DATA SUPPLIED —

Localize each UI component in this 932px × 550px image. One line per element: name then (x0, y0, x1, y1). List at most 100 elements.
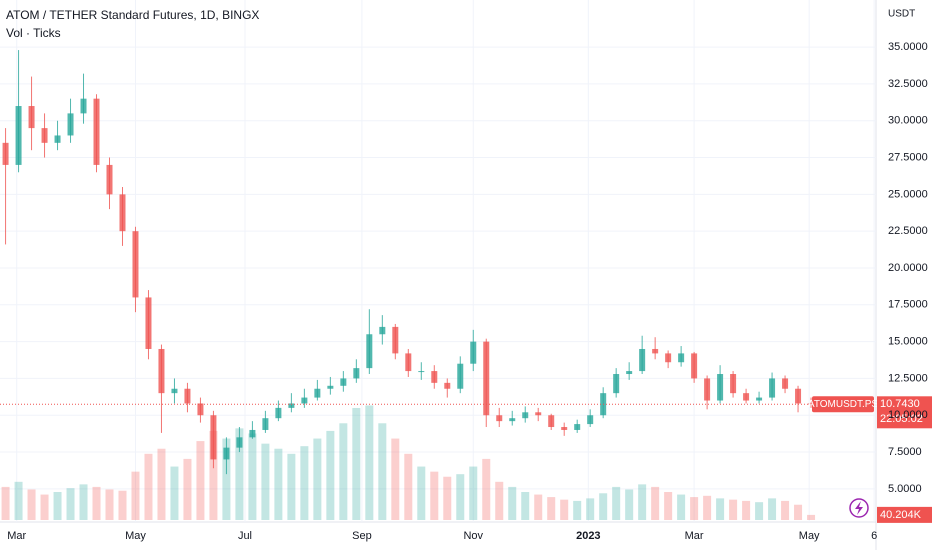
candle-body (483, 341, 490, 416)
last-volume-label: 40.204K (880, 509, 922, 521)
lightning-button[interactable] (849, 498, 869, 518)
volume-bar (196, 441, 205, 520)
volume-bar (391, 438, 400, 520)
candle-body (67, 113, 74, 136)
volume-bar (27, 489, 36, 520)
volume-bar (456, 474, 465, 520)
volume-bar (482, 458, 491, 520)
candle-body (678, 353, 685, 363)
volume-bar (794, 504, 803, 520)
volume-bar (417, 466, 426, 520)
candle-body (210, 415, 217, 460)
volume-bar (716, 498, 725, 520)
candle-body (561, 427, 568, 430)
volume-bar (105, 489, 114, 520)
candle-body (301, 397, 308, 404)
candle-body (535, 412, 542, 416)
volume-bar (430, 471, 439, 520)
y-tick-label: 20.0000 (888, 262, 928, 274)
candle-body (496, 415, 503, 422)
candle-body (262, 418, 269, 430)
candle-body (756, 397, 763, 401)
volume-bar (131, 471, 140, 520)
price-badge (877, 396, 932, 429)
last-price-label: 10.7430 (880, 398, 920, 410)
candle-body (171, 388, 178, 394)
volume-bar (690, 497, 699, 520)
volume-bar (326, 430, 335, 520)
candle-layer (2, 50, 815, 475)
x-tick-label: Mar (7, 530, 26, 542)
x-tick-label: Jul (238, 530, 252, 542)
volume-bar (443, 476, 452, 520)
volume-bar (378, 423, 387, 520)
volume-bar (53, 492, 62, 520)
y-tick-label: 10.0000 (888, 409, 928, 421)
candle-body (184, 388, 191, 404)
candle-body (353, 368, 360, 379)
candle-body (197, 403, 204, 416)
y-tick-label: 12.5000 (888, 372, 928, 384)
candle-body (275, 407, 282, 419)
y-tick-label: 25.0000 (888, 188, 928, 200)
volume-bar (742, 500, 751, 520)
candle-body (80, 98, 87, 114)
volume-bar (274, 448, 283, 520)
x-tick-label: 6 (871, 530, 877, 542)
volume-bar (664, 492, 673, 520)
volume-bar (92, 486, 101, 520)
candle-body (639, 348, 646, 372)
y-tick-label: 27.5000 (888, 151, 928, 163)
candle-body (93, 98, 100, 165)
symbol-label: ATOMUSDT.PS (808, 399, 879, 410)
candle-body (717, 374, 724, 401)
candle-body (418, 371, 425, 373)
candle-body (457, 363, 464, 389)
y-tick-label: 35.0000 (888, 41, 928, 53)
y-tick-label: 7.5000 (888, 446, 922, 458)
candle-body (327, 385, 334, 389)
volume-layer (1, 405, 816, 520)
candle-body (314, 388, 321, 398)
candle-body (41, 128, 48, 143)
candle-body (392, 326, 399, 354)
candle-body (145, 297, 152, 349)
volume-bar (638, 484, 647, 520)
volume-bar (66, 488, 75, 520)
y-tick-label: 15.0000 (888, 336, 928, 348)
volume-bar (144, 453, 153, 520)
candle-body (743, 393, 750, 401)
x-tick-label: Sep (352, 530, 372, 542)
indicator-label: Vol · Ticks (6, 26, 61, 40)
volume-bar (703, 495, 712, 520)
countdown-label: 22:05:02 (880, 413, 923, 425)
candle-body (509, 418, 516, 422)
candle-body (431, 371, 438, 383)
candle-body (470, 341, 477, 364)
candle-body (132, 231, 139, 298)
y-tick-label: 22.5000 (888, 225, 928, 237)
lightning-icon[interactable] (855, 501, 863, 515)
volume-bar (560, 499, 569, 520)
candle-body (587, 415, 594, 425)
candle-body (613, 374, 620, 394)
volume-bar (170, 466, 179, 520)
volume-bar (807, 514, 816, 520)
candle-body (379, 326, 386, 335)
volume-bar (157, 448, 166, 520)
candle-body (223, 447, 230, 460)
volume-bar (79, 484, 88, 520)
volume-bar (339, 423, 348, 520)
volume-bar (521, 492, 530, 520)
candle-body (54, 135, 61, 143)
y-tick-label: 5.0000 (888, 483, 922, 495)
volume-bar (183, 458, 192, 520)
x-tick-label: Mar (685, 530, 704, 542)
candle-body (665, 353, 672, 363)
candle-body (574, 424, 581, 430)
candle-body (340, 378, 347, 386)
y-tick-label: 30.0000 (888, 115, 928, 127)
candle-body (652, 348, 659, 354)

...

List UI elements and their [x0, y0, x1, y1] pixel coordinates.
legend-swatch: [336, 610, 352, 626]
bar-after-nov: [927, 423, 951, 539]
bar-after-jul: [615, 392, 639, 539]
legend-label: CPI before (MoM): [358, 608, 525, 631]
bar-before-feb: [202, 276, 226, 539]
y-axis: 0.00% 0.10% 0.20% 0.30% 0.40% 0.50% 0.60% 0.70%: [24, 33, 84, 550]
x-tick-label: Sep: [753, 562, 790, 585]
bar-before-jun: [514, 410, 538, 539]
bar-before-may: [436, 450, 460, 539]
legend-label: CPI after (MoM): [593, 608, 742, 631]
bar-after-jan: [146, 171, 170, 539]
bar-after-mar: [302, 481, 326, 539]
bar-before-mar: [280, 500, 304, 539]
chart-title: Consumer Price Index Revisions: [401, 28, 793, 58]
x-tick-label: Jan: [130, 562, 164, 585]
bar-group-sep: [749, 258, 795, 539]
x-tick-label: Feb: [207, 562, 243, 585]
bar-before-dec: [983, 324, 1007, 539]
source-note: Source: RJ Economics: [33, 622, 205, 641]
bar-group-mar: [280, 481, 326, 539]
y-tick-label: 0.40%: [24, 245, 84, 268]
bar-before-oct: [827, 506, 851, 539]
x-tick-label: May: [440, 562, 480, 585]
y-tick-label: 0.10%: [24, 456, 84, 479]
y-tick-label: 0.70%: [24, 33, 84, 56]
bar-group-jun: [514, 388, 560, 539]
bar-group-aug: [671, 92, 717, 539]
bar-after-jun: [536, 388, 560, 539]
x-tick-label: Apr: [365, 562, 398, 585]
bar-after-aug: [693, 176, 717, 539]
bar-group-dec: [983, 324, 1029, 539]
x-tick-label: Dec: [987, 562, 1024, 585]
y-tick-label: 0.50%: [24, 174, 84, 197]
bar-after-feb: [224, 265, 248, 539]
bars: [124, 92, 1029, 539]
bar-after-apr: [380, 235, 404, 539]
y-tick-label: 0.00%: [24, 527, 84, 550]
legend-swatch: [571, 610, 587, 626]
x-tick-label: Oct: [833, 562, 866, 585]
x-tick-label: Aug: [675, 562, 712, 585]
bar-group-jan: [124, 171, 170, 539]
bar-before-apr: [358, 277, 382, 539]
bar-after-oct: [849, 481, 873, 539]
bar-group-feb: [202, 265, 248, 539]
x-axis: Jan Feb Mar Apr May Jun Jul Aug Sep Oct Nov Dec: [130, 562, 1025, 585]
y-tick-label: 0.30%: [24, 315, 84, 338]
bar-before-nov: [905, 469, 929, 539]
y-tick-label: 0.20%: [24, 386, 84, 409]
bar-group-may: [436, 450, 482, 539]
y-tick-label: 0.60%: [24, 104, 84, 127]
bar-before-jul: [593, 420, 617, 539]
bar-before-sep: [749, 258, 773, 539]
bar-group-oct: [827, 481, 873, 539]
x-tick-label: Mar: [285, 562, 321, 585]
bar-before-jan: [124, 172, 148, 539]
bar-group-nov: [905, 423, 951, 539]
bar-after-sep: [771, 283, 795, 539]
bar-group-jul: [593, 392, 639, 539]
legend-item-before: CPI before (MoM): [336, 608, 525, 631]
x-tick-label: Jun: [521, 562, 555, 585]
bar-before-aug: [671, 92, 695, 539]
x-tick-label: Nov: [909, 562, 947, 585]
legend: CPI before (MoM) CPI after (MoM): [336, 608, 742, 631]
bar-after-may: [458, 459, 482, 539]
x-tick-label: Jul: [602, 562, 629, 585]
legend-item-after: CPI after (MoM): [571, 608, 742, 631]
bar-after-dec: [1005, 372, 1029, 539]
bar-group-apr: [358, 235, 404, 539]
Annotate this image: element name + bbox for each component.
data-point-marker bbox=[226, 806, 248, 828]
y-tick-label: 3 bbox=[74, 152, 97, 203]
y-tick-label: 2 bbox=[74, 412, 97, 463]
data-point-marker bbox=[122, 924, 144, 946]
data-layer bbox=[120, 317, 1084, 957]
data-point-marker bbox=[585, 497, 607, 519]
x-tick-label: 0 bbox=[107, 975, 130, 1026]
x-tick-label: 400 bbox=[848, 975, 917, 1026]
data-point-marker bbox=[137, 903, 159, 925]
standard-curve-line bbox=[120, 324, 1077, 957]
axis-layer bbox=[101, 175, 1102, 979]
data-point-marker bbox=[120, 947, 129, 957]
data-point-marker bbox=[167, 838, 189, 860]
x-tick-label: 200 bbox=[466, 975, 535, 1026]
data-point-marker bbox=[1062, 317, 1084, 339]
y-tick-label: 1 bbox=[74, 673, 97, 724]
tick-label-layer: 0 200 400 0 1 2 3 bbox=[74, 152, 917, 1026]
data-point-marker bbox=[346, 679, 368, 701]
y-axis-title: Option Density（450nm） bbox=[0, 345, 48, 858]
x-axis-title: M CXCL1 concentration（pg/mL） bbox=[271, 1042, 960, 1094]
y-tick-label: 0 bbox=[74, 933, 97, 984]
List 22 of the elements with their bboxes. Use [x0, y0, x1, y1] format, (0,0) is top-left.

OBJECTIVE —
Rewrite the lines between the one holding "candle-body (483, 341, 490, 416)" and the one holding "y-tick-label: 10.0000 (888, 409, 928, 421)", inclusive, replacing "volume-bar" with "volume-column" and leaving everything else unchanged.

PROBLEM SOLUTION —
candle-body (483, 341, 490, 416)
last-volume-label: 40.204K (880, 509, 922, 521)
lightning-button[interactable] (849, 498, 869, 518)
volume-column (196, 441, 205, 520)
volume-column (391, 438, 400, 520)
candle-body (67, 113, 74, 136)
volume-column (27, 489, 36, 520)
volume-column (456, 474, 465, 520)
volume-column (482, 458, 491, 520)
candle-body (678, 353, 685, 363)
volume-column (794, 504, 803, 520)
volume-column (417, 466, 426, 520)
candle-body (210, 415, 217, 460)
volume-column (716, 498, 725, 520)
candle-body (561, 427, 568, 430)
volume-column (105, 489, 114, 520)
candle-body (301, 397, 308, 404)
candle-body (535, 412, 542, 416)
volume-column (430, 471, 439, 520)
y-tick-label: 20.0000 (888, 262, 928, 274)
candle-body (496, 415, 503, 422)
candle-body (262, 418, 269, 430)
candle-body (756, 397, 763, 401)
volume-column (131, 471, 140, 520)
price-badge (877, 396, 932, 429)
last-price-label: 10.7430 (880, 398, 920, 410)
candle-body (171, 388, 178, 394)
volume-column (690, 497, 699, 520)
volume-column (326, 430, 335, 520)
candle-layer (2, 50, 815, 475)
x-tick-label: Mar (7, 530, 26, 542)
x-tick-label: Jul (238, 530, 252, 542)
volume-column (443, 476, 452, 520)
volume-column (378, 423, 387, 520)
volume-column (53, 492, 62, 520)
y-tick-label: 10.0000 (888, 409, 928, 421)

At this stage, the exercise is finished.